### PROBLEM REQUIREMENTS
Search the material for the word "glyph" and report each line where it turns up.

### INFORMATION PROVIDED
** begin **

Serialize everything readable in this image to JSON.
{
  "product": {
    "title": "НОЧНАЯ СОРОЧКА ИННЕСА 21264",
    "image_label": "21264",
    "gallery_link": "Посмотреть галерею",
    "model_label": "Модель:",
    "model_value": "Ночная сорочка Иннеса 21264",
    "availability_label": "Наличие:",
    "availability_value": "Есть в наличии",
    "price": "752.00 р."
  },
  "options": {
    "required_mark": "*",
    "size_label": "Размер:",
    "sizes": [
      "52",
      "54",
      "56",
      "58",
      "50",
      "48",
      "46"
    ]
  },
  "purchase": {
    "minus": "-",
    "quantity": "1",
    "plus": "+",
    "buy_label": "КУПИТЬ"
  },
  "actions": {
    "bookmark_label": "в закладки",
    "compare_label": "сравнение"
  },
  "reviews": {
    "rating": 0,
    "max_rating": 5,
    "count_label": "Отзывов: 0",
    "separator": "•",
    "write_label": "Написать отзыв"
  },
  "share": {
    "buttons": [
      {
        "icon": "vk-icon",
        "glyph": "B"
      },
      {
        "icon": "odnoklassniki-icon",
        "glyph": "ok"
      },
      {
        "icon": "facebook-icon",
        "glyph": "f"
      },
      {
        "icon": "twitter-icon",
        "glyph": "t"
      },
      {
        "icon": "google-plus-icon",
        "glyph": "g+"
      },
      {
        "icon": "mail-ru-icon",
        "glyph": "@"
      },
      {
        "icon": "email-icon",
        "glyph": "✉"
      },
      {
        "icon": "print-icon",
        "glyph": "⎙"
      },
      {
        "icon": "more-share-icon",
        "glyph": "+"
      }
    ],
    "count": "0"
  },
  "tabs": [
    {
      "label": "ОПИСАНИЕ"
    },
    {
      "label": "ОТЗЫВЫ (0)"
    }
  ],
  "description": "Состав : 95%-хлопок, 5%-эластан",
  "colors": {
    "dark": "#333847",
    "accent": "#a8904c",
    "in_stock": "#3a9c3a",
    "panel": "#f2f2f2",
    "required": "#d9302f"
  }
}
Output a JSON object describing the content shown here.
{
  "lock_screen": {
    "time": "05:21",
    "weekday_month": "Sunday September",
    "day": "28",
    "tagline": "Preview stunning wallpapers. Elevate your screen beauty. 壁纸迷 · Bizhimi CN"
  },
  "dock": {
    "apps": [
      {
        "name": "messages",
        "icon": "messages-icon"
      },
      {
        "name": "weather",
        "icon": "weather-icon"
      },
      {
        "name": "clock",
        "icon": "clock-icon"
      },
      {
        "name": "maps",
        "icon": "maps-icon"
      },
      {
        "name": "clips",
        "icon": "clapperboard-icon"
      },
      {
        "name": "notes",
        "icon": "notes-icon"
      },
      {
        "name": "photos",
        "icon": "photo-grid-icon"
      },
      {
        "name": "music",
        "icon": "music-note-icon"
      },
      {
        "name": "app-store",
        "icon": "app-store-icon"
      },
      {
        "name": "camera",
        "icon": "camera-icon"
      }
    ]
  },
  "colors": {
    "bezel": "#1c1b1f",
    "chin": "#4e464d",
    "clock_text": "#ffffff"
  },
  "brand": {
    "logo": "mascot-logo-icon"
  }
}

** end **

### THE COMPLETED TASK
        "glyph": "B"
        "glyph": "ok"
        "glyph": "f"
        "glyph": "t"
        "glyph": "g+"
        "glyph": "@"
        "glyph": "✉"
        "glyph": "⎙"
        "glyph": "+"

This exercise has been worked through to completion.